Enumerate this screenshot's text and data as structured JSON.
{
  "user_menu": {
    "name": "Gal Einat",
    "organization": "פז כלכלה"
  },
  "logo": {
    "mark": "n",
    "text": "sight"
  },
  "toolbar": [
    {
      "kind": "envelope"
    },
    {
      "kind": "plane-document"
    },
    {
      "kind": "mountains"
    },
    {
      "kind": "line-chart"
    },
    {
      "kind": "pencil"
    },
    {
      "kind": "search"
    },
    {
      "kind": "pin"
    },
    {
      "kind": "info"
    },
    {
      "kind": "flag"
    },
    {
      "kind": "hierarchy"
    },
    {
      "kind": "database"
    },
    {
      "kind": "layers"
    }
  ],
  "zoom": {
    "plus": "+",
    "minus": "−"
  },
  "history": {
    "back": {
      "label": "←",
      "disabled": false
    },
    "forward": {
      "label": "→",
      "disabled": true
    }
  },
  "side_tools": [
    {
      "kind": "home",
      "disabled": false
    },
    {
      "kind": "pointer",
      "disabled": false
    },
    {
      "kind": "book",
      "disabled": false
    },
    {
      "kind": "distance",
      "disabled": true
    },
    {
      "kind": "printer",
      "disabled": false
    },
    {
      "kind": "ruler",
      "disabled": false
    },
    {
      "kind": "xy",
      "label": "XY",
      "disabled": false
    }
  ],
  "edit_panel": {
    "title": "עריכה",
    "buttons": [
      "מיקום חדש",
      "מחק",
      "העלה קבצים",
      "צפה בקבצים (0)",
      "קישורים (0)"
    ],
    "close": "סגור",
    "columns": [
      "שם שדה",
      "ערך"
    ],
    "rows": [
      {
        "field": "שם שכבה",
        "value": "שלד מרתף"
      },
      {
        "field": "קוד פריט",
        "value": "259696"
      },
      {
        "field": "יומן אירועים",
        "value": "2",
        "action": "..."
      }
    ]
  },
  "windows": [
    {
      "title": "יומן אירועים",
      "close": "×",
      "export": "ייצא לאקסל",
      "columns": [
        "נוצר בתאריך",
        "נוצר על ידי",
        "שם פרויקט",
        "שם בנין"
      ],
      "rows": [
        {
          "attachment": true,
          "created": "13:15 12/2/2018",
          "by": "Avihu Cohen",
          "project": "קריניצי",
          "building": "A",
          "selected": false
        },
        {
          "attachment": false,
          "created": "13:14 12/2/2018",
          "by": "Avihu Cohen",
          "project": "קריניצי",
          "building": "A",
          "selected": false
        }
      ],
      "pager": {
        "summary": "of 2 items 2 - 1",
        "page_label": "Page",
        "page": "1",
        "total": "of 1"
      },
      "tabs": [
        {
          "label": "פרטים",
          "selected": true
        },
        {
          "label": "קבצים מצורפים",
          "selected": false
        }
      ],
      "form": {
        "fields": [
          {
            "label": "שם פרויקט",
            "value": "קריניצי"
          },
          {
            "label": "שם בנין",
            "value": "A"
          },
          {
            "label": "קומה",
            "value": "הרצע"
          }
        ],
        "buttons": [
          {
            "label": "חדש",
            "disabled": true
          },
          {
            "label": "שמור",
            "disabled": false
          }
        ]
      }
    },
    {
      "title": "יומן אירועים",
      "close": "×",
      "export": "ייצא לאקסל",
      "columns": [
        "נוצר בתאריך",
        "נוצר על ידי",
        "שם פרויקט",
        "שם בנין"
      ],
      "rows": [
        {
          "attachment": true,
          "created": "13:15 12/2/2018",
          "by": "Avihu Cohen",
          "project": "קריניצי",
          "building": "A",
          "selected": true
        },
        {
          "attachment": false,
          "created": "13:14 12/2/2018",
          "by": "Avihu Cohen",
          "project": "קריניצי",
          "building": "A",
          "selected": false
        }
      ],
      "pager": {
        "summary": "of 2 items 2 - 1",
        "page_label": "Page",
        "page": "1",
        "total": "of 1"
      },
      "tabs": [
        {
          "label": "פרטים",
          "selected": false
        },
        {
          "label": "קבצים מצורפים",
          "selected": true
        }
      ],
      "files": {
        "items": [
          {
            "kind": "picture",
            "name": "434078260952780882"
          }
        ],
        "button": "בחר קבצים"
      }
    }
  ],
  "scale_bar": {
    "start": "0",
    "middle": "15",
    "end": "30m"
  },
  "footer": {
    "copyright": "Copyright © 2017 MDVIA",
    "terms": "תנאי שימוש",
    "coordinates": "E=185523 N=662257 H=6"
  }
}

* * *

--- Aim of the task ---
Copy out each line that contains the word "value".

--- Worked answer ---
        "value": "שלד מרתף"
        "value": "259696"
        "value": "2",
            "value": "קריניצי"
            "value": "A"
            "value": "הרצע"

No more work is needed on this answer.